§ Set task
Will you give the material below again, every line exactly as it is?

(Saved entries)
::::::::::
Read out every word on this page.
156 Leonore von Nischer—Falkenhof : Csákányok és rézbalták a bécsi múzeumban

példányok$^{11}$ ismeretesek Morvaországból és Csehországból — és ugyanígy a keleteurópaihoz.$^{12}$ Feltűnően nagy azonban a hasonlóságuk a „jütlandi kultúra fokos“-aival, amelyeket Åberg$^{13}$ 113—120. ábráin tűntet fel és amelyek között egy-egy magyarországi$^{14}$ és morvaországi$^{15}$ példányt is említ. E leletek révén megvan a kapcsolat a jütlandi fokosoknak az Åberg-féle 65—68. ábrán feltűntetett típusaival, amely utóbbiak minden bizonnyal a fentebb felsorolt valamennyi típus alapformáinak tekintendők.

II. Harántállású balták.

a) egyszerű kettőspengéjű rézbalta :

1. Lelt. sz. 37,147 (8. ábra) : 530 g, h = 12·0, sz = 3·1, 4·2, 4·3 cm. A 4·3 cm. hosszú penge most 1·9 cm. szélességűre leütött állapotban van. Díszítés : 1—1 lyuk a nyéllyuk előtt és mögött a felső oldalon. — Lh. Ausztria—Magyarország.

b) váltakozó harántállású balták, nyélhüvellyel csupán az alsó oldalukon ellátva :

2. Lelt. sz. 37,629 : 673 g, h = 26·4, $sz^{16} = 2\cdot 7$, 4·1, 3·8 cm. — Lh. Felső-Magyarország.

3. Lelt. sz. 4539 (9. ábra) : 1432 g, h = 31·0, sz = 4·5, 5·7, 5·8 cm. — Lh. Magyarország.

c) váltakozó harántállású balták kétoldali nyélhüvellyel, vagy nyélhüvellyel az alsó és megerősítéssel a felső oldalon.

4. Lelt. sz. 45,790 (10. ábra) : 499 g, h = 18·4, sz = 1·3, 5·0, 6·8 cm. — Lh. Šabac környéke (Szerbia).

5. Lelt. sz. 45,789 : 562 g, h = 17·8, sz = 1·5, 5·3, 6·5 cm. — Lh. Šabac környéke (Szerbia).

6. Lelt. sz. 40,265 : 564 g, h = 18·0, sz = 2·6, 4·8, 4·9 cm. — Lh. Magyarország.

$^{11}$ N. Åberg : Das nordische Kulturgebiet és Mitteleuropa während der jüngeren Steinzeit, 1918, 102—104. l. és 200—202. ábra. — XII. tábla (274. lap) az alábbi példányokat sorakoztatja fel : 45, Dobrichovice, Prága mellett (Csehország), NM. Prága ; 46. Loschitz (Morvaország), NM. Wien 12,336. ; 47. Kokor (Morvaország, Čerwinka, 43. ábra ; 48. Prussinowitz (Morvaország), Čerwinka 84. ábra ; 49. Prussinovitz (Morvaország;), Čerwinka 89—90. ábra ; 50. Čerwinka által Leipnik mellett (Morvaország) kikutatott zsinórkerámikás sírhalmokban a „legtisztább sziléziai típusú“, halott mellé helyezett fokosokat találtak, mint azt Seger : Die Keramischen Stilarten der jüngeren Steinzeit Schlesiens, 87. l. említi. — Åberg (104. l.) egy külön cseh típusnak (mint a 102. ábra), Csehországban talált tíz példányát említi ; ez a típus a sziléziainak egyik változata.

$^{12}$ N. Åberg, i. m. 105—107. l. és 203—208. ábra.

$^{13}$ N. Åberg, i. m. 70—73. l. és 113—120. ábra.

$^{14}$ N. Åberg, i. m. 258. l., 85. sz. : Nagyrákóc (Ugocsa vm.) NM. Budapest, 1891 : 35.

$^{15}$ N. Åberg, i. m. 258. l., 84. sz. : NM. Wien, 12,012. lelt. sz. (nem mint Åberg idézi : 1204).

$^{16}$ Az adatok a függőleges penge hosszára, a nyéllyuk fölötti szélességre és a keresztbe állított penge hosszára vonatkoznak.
::::::::::
§ Exercise response
Read out every word on this page.
156 Leonore von Nischer—Falkenhof : Csákányok és rézbalták a bécsi múzeumban

példányok$^{11}$ ismeretesek Morvaországból és Csehországból — és ugyanígy a keleteurópaihoz.$^{12}$ Feltűnően nagy azonban a hasonlóságuk a „jütlandi kultúra fokos“-aival, amelyeket Åberg$^{13}$ 113—120. ábráin tűntet fel és amelyek között egy-egy magyarországi$^{14}$ és morvaországi$^{15}$ példányt is említ. E leletek révén megvan a kapcsolat a jütlandi fokosoknak az Åberg-féle 65—68. ábrán feltűntetett típusaival, amely utóbbiak minden bizonnyal a fentebb felsorolt valamennyi típus alapformáinak tekintendők.

II. Harántállású balták.

a) egyszerű kettőspengéjű rézbalta :

1. Lelt. sz. 37,147 (8. ábra) : 530 g, h = 12·0, sz = 3·1, 4·2, 4·3 cm. A 4·3 cm. hosszú penge most 1·9 cm. szélességűre leütött állapotban van. Díszítés : 1—1 lyuk a nyéllyuk előtt és mögött a felső oldalon. — Lh. Ausztria—Magyarország.

b) váltakozó harántállású balták, nyélhüvellyel csupán az alsó oldalukon ellátva :

2. Lelt. sz. 37,629 : 673 g, h = 26·4, $sz^{16} = 2\cdot 7$, 4·1, 3·8 cm. — Lh. Felső-Magyarország.

3. Lelt. sz. 4539 (9. ábra) : 1432 g, h = 31·0, sz = 4·5, 5·7, 5·8 cm. — Lh. Magyarország.

c) váltakozó harántállású balták kétoldali nyélhüvellyel, vagy nyélhüvellyel az alsó és megerősítéssel a felső oldalon.

4. Lelt. sz. 45,790 (10. ábra) : 499 g, h = 18·4, sz = 1·3, 5·0, 6·8 cm. — Lh. Šabac környéke (Szerbia).

5. Lelt. sz. 45,789 : 562 g, h = 17·8, sz = 1·5, 5·3, 6·5 cm. — Lh. Šabac környéke (Szerbia).

6. Lelt. sz. 40,265 : 564 g, h = 18·0, sz = 2·6, 4·8, 4·9 cm. — Lh. Magyarország.

$^{11}$ N. Åberg : Das nordische Kulturgebiet és Mitteleuropa während der jüngeren Steinzeit, 1918, 102—104. l. és 200—202. ábra. — XII. tábla (274. lap) az alábbi példányokat sorakoztatja fel : 45, Dobrichovice, Prága mellett (Csehország), NM. Prága ; 46. Loschitz (Morvaország), NM. Wien 12,336. ; 47. Kokor (Morvaország, Čerwinka, 43. ábra ; 48. Prussinowitz (Morvaország), Čerwinka 84. ábra ; 49. Prussinovitz (Morvaország;), Čerwinka 89—90. ábra ; 50. Čerwinka által Leipnik mellett (Morvaország) kikutatott zsinórkerámikás sírhalmokban a „legtisztább sziléziai típusú“, halott mellé helyezett fokosokat találtak, mint azt Seger : Die Keramischen Stilarten der jüngeren Steinzeit Schlesiens, 87. l. említi. — Åberg (104. l.) egy külön cseh típusnak (mint a 102. ábra), Csehországban talált tíz példányát említi ; ez a típus a sziléziainak egyik változata.

$^{12}$ N. Åberg, i. m. 105—107. l. és 203—208. ábra.

$^{13}$ N. Åberg, i. m. 70—73. l. és 113—120. ábra.

$^{14}$ N. Åberg, i. m. 258. l., 85. sz. : Nagyrákóc (Ugocsa vm.) NM. Budapest, 1891 : 35.

$^{15}$ N. Åberg, i. m. 258. l., 84. sz. : NM. Wien, 12,012. lelt. sz. (nem mint Åberg idézi : 1204).

$^{16}$ Az adatok a függőleges penge hosszára, a nyéllyuk fölötti szélességre és a keresztbe állított penge hosszára vonatkoznak.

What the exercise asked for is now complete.